▶ [Exercise details] Where does the string "statuscode" appear? Copy every line of the entries below that holds it.

▶ [Record list]
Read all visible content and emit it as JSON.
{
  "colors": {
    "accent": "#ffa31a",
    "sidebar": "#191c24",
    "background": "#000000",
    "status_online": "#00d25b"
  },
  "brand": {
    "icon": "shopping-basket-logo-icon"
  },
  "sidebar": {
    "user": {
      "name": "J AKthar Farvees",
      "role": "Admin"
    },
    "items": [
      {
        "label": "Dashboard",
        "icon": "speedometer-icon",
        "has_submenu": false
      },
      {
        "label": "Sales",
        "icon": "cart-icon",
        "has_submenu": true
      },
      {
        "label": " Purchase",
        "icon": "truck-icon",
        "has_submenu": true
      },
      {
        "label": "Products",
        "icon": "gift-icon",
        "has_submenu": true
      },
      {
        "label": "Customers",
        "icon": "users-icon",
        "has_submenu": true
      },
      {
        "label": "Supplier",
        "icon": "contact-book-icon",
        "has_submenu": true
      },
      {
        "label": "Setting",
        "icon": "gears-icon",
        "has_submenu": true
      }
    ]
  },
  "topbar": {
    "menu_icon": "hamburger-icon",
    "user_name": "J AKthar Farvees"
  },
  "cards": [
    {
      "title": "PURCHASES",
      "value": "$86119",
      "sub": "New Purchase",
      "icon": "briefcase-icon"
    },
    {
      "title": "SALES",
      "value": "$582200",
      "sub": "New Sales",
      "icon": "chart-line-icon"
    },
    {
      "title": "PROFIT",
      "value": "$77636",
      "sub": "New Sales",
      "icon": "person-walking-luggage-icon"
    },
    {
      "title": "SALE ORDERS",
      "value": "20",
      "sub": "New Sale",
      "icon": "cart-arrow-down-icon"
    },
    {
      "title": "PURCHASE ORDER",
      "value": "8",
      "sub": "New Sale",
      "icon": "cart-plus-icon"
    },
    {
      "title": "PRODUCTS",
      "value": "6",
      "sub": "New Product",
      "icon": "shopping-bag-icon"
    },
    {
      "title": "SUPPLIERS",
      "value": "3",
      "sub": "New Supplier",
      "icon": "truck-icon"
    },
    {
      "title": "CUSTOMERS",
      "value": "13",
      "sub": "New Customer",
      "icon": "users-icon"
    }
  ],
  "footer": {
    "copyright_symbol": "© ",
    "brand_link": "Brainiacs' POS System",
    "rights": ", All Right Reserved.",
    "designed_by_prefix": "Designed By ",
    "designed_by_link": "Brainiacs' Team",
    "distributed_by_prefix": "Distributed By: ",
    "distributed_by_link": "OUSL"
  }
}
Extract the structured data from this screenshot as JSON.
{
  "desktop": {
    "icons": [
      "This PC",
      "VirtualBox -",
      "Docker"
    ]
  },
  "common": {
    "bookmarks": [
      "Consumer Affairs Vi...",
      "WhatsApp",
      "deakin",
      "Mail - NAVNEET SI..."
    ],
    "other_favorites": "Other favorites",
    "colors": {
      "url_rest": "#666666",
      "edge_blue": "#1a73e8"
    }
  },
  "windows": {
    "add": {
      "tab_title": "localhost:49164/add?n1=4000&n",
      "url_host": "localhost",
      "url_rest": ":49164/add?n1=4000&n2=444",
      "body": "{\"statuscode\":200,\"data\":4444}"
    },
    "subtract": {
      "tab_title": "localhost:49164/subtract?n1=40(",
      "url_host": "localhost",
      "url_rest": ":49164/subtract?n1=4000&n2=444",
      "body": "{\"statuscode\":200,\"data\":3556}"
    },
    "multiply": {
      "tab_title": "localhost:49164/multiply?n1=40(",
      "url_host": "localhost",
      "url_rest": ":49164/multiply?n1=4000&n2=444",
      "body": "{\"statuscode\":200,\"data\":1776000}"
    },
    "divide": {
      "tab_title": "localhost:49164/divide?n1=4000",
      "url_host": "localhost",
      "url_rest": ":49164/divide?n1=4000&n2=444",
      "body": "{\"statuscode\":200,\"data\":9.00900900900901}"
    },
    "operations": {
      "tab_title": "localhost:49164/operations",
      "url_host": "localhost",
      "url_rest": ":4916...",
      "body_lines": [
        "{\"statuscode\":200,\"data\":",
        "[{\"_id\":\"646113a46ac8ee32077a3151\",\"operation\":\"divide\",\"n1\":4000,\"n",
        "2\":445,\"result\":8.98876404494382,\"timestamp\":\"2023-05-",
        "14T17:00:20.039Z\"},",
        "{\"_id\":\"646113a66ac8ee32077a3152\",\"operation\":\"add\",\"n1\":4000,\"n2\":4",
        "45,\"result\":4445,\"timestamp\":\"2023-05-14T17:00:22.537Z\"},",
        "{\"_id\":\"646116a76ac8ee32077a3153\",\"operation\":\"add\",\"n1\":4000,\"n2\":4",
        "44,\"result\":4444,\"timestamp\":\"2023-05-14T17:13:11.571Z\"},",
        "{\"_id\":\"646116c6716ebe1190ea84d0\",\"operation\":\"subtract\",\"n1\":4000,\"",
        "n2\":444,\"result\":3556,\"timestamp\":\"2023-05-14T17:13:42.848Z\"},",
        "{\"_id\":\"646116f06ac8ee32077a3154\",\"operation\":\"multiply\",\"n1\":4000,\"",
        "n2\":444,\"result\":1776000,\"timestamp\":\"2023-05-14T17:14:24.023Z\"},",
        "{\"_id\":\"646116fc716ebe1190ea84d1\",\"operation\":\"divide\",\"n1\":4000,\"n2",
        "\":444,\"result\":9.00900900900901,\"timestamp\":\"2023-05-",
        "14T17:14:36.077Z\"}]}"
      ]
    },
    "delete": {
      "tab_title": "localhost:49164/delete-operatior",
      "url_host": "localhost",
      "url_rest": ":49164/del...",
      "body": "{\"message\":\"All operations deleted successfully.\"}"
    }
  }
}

▶ [Answer to this task]
      "body": "{\"statuscode\":200,\"data\":4444}"
      "body": "{\"statuscode\":200,\"data\":3556}"
      "body": "{\"statuscode\":200,\"data\":1776000}"
      "body": "{\"statuscode\":200,\"data\":9.00900900900901}"
        "{\"statuscode\":200,\"data\":",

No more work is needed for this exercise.